Problem details: Make a verbatim copy of the entries below; pictures stay out.
-- start of Supplied material --
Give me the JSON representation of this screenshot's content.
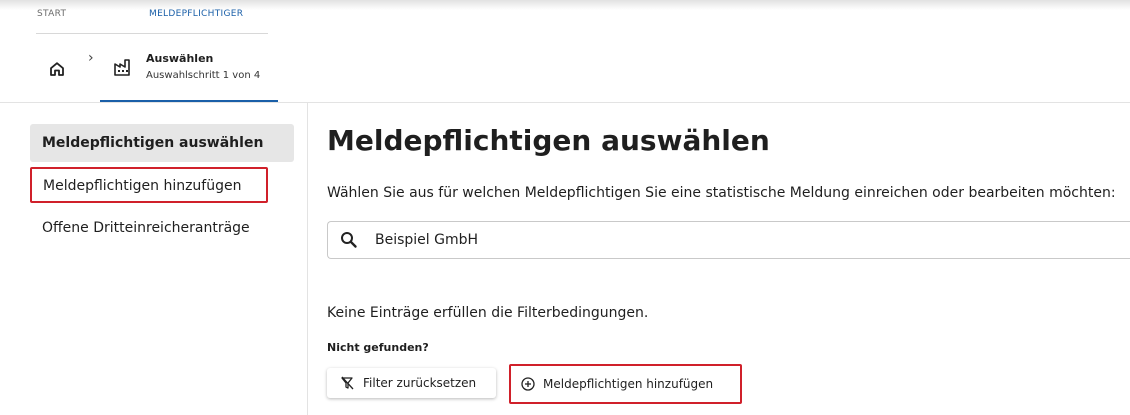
{
  "breadcrumb": {
    "start": "START",
    "current": "MELDEPFLICHTIGER"
  },
  "step": {
    "title": "Auswählen",
    "subtitle": "Auswahlschritt 1 von 4"
  },
  "sidebar": {
    "items": [
      {
        "label": "Meldepflichtigen auswählen"
      },
      {
        "label": "Meldepflichtigen hinzufügen"
      },
      {
        "label": "Offene Dritteinreicheranträge"
      }
    ]
  },
  "main": {
    "title": "Meldepflichtigen auswählen",
    "intro": "Wählen Sie aus für welchen Meldepflichtigen Sie eine statistische Meldung einreichen oder bearbeiten möchten:",
    "search_value": "Beispiel GmbH",
    "empty_message": "Keine Einträge erfüllen die Filterbedingungen.",
    "not_found": "Nicht gefunden?",
    "reset_button": "Filter zurücksetzen",
    "add_button": "Meldepflichtigen hinzufügen"
  },
  "colors": {
    "accent": "#1a5fa8",
    "highlight": "#d0202a",
    "active_bg": "#e6e6e6"
  },
  "icons": [
    "home-icon",
    "chevron-right-icon",
    "factory-icon",
    "search-icon",
    "filter-clear-icon",
    "plus-circle-icon"
  ]
}
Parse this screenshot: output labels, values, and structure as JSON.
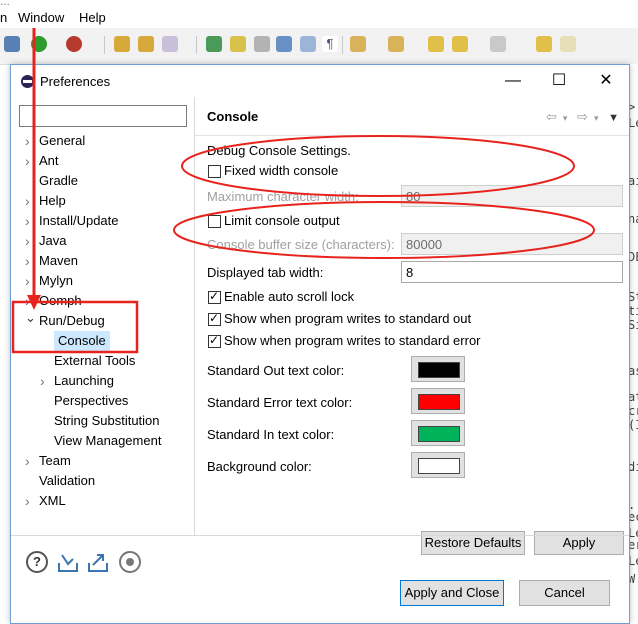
{
  "background_window": {
    "title_fragment": "...",
    "menu": [
      "n",
      "Window",
      "Help"
    ],
    "right_code_chars": [
      ">",
      "Le",
      "ai",
      "na",
      "DE",
      "St",
      "ti",
      "Si",
      "as",
      "at",
      "cr",
      "(I",
      "di",
      ".",
      "ec",
      "Le",
      "er",
      "Le",
      "W",
      "."
    ]
  },
  "dialog": {
    "title": "Preferences",
    "window_buttons": {
      "minimize": "—",
      "maximize": "☐",
      "close": "✕"
    },
    "filter_placeholder": "",
    "tree": [
      {
        "label": "General",
        "expandable": true
      },
      {
        "label": "Ant",
        "expandable": true
      },
      {
        "label": "Gradle",
        "expandable": false
      },
      {
        "label": "Help",
        "expandable": true
      },
      {
        "label": "Install/Update",
        "expandable": true
      },
      {
        "label": "Java",
        "expandable": true
      },
      {
        "label": "Maven",
        "expandable": true
      },
      {
        "label": "Mylyn",
        "expandable": true
      },
      {
        "label": "Oomph",
        "expandable": true
      },
      {
        "label": "Run/Debug",
        "expandable": true,
        "expanded": true
      },
      {
        "label": "Console",
        "child": true,
        "selected": true
      },
      {
        "label": "External Tools",
        "child": true
      },
      {
        "label": "Launching",
        "child": true,
        "expandable": true
      },
      {
        "label": "Perspectives",
        "child": true
      },
      {
        "label": "String Substitution",
        "child": true
      },
      {
        "label": "View Management",
        "child": true
      },
      {
        "label": "Team",
        "expandable": true
      },
      {
        "label": "Validation",
        "expandable": false
      },
      {
        "label": "XML",
        "expandable": true
      }
    ],
    "page": {
      "title": "Console",
      "section_label": "Debug Console Settings.",
      "fixed_width": {
        "label": "Fixed width console",
        "checked": false
      },
      "max_char_width": {
        "label": "Maximum character width:",
        "value": "80"
      },
      "limit_output": {
        "label": "Limit console output",
        "checked": false
      },
      "buffer_size": {
        "label": "Console buffer size (characters):",
        "value": "80000"
      },
      "tab_width": {
        "label": "Displayed tab width:",
        "value": "8"
      },
      "auto_scroll": {
        "label": "Enable auto scroll lock",
        "checked": true
      },
      "show_out": {
        "label": "Show when program writes to standard out",
        "checked": true
      },
      "show_err": {
        "label": "Show when program writes to standard error",
        "checked": true
      },
      "colors": [
        {
          "label": "Standard Out text color:",
          "color": "#000000"
        },
        {
          "label": "Standard Error text color:",
          "color": "#ff0000"
        },
        {
          "label": "Standard In text color:",
          "color": "#00b25a"
        },
        {
          "label": "Background color:",
          "color": "#ffffff"
        }
      ],
      "restore_defaults": "Restore Defaults",
      "apply": "Apply"
    },
    "apply_and_close": "Apply and Close",
    "cancel": "Cancel"
  },
  "annotation_color": "#e8231e"
}
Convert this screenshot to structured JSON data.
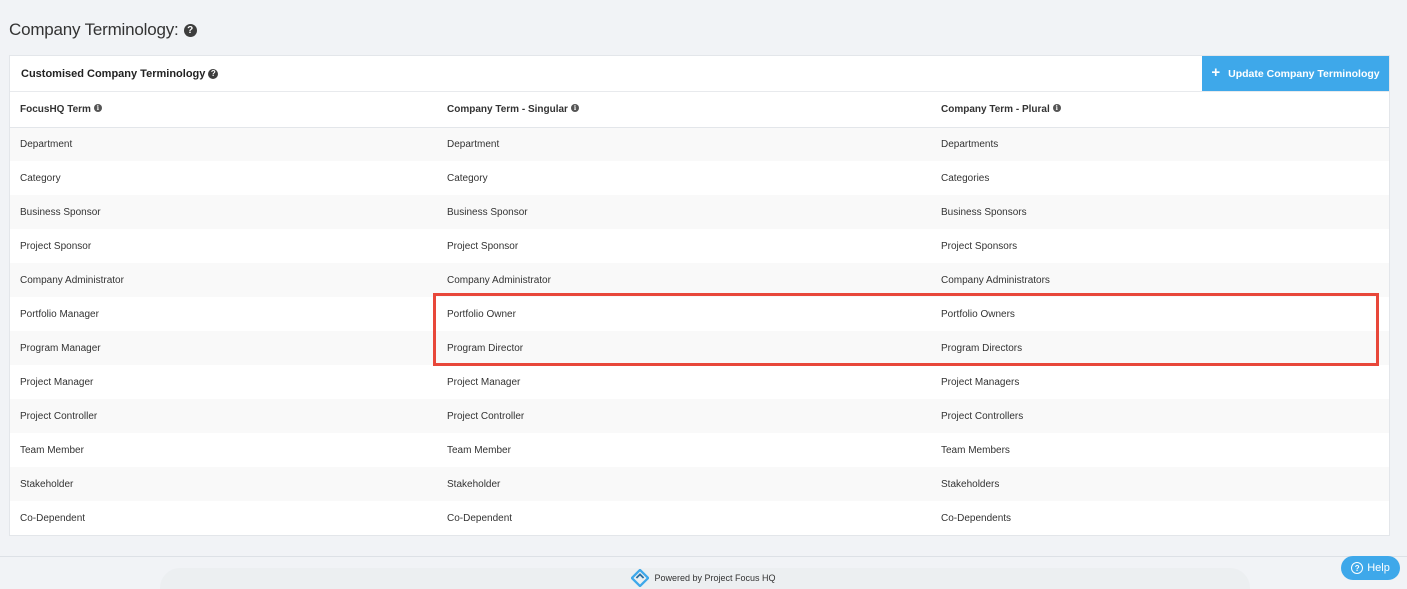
-- end of Supplied material --
Correct result:
Give me the JSON representation of this screenshot's content.
{
  "breadcrumb": {
    "start": "START",
    "current": "MELDEPFLICHTIGER"
  },
  "step": {
    "title": "Auswählen",
    "subtitle": "Auswahlschritt 1 von 4"
  },
  "sidebar": {
    "items": [
      {
        "label": "Meldepflichtigen auswählen"
      },
      {
        "label": "Meldepflichtigen hinzufügen"
      },
      {
        "label": "Offene Dritteinreicheranträge"
      }
    ]
  },
  "main": {
    "title": "Meldepflichtigen auswählen",
    "intro": "Wählen Sie aus für welchen Meldepflichtigen Sie eine statistische Meldung einreichen oder bearbeiten möchten:",
    "search_value": "Beispiel GmbH",
    "empty_message": "Keine Einträge erfüllen die Filterbedingungen.",
    "not_found": "Nicht gefunden?",
    "reset_button": "Filter zurücksetzen",
    "add_button": "Meldepflichtigen hinzufügen"
  },
  "colors": {
    "accent": "#1a5fa8",
    "highlight": "#d0202a",
    "active_bg": "#e6e6e6"
  },
  "icons": [
    "home-icon",
    "chevron-right-icon",
    "factory-icon",
    "search-icon",
    "filter-clear-icon",
    "plus-circle-icon"
  ]
}
Parse this screenshot: output labels, values, and structure as JSON.
{
  "background_window": {
    "title_fragment": "...",
    "menu": [
      "n",
      "Window",
      "Help"
    ],
    "right_code_chars": [
      ">",
      "Le",
      "ai",
      "na",
      "DE",
      "St",
      "ti",
      "Si",
      "as",
      "at",
      "cr",
      "(I",
      "di",
      ".",
      "ec",
      "Le",
      "er",
      "Le",
      "W",
      "."
    ]
  },
  "dialog": {
    "title": "Preferences",
    "window_buttons": {
      "minimize": "—",
      "maximize": "☐",
      "close": "✕"
    },
    "filter_placeholder": "",
    "tree": [
      {
        "label": "General",
        "expandable": true
      },
      {
        "label": "Ant",
        "expandable": true
      },
      {
        "label": "Gradle",
        "expandable": false
      },
      {
        "label": "Help",
        "expandable": true
      },
      {
        "label": "Install/Update",
        "expandable": true
      },
      {
        "label": "Java",
        "expandable": true
      },
      {
        "label": "Maven",
        "expandable": true
      },
      {
        "label": "Mylyn",
        "expandable": true
      },
      {
        "label": "Oomph",
        "expandable": true
      },
      {
        "label": "Run/Debug",
        "expandable": true,
        "expanded": true
      },
      {
        "label": "Console",
        "child": true,
        "selected": true
      },
      {
        "label": "External Tools",
        "child": true
      },
      {
        "label": "Launching",
        "child": true,
        "expandable": true
      },
      {
        "label": "Perspectives",
        "child": true
      },
      {
        "label": "String Substitution",
        "child": true
      },
      {
        "label": "View Management",
        "child": true
      },
      {
        "label": "Team",
        "expandable": true
      },
      {
        "label": "Validation",
        "expandable": false
      },
      {
        "label": "XML",
        "expandable": true
      }
    ],
    "page": {
      "title": "Console",
      "section_label": "Debug Console Settings.",
      "fixed_width": {
        "label": "Fixed width console",
        "checked": false
      },
      "max_char_width": {
        "label": "Maximum character width:",
        "value": "80"
      },
      "limit_output": {
        "label": "Limit console output",
        "checked": false
      },
      "buffer_size": {
        "label": "Console buffer size (characters):",
        "value": "80000"
      },
      "tab_width": {
        "label": "Displayed tab width:",
        "value": "8"
      },
      "auto_scroll": {
        "label": "Enable auto scroll lock",
        "checked": true
      },
      "show_out": {
        "label": "Show when program writes to standard out",
        "checked": true
      },
      "show_err": {
        "label": "Show when program writes to standard error",
        "checked": true
      },
      "colors": [
        {
          "label": "Standard Out text color:",
          "color": "#000000"
        },
        {
          "label": "Standard Error text color:",
          "color": "#ff0000"
        },
        {
          "label": "Standard In text color:",
          "color": "#00b25a"
        },
        {
          "label": "Background color:",
          "color": "#ffffff"
        }
      ],
      "restore_defaults": "Restore Defaults",
      "apply": "Apply"
    },
    "apply_and_close": "Apply and Close",
    "cancel": "Cancel"
  },
  "annotation_color": "#e8231e"
}
Convert this screenshot to structured JSON data.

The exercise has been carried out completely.